→ **What this task involves**
List every line below containing "value".

→ **Record list**
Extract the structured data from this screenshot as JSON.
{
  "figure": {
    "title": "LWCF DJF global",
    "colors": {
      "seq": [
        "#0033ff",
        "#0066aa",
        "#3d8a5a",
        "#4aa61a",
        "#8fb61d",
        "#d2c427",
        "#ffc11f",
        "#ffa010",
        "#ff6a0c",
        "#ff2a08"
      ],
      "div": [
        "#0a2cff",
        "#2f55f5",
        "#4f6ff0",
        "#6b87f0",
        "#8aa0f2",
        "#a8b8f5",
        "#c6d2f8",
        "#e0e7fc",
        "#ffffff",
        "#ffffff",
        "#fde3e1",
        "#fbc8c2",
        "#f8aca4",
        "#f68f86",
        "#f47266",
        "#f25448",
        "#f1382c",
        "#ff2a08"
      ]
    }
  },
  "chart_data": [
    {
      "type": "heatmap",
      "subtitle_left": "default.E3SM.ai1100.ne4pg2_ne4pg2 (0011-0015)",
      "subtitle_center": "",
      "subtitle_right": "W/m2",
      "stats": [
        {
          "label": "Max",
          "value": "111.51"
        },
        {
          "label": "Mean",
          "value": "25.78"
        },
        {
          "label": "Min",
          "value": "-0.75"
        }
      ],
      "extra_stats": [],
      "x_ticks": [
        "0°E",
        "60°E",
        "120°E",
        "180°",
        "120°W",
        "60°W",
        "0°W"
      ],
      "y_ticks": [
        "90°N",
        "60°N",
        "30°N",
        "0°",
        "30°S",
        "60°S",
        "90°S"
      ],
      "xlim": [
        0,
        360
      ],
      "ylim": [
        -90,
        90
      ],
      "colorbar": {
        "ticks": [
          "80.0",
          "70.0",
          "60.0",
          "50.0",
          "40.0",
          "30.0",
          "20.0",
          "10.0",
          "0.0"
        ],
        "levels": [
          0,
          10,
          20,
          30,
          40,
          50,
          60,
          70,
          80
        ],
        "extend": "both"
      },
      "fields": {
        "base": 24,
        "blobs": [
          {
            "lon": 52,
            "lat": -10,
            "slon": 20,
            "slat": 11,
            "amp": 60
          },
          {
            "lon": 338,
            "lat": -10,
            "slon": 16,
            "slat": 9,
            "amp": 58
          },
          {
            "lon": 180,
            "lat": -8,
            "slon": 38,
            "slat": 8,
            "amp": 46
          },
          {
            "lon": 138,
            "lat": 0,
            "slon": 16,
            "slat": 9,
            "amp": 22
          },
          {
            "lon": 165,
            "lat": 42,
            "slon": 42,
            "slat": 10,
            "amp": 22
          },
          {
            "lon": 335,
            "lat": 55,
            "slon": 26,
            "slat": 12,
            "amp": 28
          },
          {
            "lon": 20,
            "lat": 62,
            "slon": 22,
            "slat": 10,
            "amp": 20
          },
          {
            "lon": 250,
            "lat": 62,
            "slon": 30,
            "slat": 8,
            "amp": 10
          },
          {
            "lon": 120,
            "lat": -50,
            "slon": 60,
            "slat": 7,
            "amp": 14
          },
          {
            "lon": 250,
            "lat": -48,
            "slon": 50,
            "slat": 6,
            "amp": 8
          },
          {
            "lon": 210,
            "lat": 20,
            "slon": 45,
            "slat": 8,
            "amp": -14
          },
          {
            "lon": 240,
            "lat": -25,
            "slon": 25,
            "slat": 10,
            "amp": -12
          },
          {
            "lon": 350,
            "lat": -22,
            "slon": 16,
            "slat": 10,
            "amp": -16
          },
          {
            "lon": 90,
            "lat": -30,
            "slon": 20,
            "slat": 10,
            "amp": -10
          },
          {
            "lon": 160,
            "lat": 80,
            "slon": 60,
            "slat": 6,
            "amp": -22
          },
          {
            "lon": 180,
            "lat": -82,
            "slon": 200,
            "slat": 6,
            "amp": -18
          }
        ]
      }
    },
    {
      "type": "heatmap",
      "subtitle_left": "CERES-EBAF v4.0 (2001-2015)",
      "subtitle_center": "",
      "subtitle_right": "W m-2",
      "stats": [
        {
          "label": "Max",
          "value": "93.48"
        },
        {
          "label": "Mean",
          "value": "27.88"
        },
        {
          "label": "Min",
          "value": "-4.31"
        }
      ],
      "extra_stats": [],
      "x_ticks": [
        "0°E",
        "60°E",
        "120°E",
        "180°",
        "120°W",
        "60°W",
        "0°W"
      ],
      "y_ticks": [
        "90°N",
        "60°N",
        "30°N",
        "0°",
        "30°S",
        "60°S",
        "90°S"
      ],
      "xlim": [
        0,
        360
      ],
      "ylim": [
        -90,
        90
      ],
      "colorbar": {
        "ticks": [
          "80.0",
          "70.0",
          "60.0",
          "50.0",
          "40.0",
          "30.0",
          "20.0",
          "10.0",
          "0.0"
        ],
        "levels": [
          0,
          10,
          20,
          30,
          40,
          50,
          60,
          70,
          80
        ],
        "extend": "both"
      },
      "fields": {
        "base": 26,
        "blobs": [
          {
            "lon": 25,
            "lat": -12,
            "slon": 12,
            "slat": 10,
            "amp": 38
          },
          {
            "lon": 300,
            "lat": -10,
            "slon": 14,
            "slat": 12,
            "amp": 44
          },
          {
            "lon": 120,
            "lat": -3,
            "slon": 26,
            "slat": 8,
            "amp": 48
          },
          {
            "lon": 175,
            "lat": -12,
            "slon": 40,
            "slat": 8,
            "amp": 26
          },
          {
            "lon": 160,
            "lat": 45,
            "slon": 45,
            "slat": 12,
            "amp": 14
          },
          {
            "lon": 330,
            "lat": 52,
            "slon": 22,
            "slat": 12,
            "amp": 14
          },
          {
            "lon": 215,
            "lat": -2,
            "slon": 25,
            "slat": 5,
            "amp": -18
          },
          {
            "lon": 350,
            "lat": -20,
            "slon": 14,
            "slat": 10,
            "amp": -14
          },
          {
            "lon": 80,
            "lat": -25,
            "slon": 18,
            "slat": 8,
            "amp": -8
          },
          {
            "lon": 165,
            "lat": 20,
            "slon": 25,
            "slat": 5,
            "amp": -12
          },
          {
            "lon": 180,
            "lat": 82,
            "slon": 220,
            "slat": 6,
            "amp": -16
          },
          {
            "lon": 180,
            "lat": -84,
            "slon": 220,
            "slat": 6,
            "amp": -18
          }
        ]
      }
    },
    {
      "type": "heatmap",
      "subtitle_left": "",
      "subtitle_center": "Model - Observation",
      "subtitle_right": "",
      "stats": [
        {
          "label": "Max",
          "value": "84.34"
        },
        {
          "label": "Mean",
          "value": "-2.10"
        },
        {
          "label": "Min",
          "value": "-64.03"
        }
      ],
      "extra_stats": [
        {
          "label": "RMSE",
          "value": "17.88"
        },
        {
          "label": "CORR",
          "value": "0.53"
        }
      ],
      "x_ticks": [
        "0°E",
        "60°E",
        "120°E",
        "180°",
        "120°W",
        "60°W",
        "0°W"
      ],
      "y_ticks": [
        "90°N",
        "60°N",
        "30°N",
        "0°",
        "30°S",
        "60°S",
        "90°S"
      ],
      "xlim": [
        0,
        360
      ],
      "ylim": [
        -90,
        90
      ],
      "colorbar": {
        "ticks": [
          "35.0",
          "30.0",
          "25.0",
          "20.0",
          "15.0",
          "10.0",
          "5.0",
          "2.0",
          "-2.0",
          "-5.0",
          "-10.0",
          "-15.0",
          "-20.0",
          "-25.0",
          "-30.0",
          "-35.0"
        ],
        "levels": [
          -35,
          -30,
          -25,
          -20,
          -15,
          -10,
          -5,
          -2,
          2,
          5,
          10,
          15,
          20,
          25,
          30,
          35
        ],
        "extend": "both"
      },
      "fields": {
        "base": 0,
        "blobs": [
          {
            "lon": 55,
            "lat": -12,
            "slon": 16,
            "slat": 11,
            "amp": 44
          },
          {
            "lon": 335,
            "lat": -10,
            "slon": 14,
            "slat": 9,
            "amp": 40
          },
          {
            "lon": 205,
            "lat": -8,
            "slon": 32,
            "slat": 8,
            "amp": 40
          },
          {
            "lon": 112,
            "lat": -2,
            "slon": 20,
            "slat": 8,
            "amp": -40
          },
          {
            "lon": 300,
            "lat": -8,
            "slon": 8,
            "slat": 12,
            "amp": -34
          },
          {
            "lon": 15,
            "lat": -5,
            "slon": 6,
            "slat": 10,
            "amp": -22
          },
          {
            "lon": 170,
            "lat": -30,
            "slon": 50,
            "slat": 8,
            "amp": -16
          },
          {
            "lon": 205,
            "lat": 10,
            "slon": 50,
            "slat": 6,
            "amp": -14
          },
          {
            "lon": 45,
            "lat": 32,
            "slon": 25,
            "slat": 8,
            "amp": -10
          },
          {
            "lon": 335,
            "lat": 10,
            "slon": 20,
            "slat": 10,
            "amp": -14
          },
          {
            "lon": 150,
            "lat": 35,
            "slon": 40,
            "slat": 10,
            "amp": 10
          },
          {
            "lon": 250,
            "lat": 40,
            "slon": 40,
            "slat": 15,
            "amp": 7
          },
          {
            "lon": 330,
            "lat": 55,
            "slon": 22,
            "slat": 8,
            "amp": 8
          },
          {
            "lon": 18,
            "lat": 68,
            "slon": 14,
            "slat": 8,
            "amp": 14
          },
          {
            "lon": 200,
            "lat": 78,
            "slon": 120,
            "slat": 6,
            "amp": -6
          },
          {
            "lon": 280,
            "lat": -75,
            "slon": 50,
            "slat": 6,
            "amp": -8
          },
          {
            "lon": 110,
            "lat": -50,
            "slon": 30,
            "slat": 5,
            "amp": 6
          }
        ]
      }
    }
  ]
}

→ **Answer below**
          "value": "111.51"
          "value": "25.78"
          "value": "-0.75"
          "value": "93.48"
          "value": "27.88"
          "value": "-4.31"
          "value": "84.34"
          "value": "-2.10"
          "value": "-64.03"
          "value": "17.88"
          "value": "0.53"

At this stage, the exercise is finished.